:: Data listing ::

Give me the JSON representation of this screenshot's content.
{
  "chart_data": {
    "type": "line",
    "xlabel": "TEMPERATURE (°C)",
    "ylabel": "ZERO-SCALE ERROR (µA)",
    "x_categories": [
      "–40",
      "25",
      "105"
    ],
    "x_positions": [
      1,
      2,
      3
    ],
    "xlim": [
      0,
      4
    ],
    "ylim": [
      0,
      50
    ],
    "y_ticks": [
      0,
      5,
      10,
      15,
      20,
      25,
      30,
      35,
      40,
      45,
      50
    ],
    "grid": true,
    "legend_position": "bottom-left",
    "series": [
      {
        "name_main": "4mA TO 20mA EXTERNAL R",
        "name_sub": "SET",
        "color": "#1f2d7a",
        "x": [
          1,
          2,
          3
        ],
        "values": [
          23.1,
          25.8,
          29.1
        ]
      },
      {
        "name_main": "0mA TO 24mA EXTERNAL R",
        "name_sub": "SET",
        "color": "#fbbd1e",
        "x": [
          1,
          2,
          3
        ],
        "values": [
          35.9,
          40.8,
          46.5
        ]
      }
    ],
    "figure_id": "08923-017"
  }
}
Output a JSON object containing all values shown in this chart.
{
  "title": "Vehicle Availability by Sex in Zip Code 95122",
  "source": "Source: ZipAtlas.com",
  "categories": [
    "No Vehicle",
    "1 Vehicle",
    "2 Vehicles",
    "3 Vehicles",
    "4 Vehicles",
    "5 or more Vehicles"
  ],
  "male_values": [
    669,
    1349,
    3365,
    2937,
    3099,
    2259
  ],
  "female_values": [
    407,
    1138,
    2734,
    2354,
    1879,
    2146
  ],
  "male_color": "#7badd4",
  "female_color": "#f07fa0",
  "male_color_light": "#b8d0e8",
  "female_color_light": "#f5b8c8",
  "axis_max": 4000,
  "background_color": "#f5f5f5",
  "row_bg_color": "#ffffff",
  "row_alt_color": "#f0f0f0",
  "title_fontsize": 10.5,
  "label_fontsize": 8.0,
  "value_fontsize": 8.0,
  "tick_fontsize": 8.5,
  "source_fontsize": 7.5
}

:::

▶ [Your instructions] Copy out the material word for word and line for line.

▶ [Solution for this task]
Give me the JSON representation of this screenshot's content.
{
  "chart_data": {
    "type": "line",
    "xlabel": "TEMPERATURE (°C)",
    "ylabel": "ZERO-SCALE ERROR (µA)",
    "x_categories": [
      "–40",
      "25",
      "105"
    ],
    "x_positions": [
      1,
      2,
      3
    ],
    "xlim": [
      0,
      4
    ],
    "ylim": [
      0,
      50
    ],
    "y_ticks": [
      0,
      5,
      10,
      15,
      20,
      25,
      30,
      35,
      40,
      45,
      50
    ],
    "grid": true,
    "legend_position": "bottom-left",
    "series": [
      {
        "name_main": "4mA TO 20mA EXTERNAL R",
        "name_sub": "SET",
        "color": "#1f2d7a",
        "x": [
          1,
          2,
          3
        ],
        "values": [
          23.1,
          25.8,
          29.1
        ]
      },
      {
        "name_main": "0mA TO 24mA EXTERNAL R",
        "name_sub": "SET",
        "color": "#fbbd1e",
        "x": [
          1,
          2,
          3
        ],
        "values": [
          35.9,
          40.8,
          46.5
        ]
      }
    ],
    "figure_id": "08923-017"
  }
}
Output a JSON object containing all values shown in this chart.
{
  "title": "Vehicle Availability by Sex in Zip Code 95122",
  "source": "Source: ZipAtlas.com",
  "categories": [
    "No Vehicle",
    "1 Vehicle",
    "2 Vehicles",
    "3 Vehicles",
    "4 Vehicles",
    "5 or more Vehicles"
  ],
  "male_values": [
    669,
    1349,
    3365,
    2937,
    3099,
    2259
  ],
  "female_values": [
    407,
    1138,
    2734,
    2354,
    1879,
    2146
  ],
  "male_color": "#7badd4",
  "female_color": "#f07fa0",
  "male_color_light": "#b8d0e8",
  "female_color_light": "#f5b8c8",
  "axis_max": 4000,
  "background_color": "#f5f5f5",
  "row_bg_color": "#ffffff",
  "row_alt_color": "#f0f0f0",
  "title_fontsize": 10.5,
  "label_fontsize": 8.0,
  "value_fontsize": 8.0,
  "tick_fontsize": 8.5,
  "source_fontsize": 7.5
}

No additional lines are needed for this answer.